§ Goal:
Make a tally of the lines in the records that include the string "name", and give only that number.

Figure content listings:
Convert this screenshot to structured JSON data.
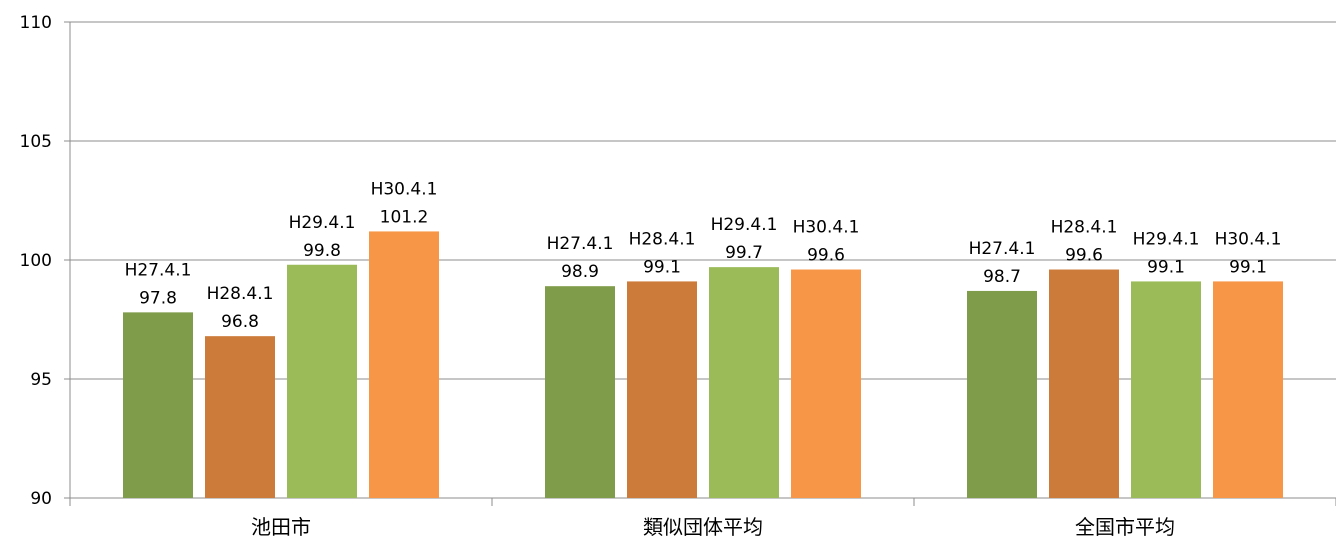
{
  "chart_data": {
    "type": "bar",
    "title": "",
    "xlabel": "",
    "ylabel": "",
    "categories": [
      "池田市",
      "類似団体平均",
      "全国市平均"
    ],
    "series": [
      {
        "name": "H27.4.1",
        "values": [
          97.8,
          98.9,
          98.7
        ],
        "color": "#7f9c4a"
      },
      {
        "name": "H28.4.1",
        "values": [
          96.8,
          99.1,
          99.6
        ],
        "color": "#cd7b3a"
      },
      {
        "name": "H29.4.1",
        "values": [
          99.8,
          99.7,
          99.1
        ],
        "color": "#9bbb59"
      },
      {
        "name": "H30.4.1",
        "values": [
          101.2,
          99.6,
          99.1
        ],
        "color": "#f79646"
      }
    ],
    "data_labels": [
      [
        "97.8",
        "98.9",
        "98.7"
      ],
      [
        "96.8",
        "99.1",
        "99.6"
      ],
      [
        "99.8",
        "99.7",
        "99.1"
      ],
      [
        "101.2",
        "99.6",
        "99.1"
      ]
    ],
    "ylim": [
      90,
      110
    ],
    "yticks": [
      90,
      95,
      100,
      105,
      110
    ],
    "ytick_labels": [
      "90",
      "95",
      "100",
      "105",
      "110"
    ],
    "grid": true,
    "legend": "none",
    "gridline_color": "#8c8c8c",
    "axis_color": "#8c8c8c"
  }
}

§ Solution to the problem:
4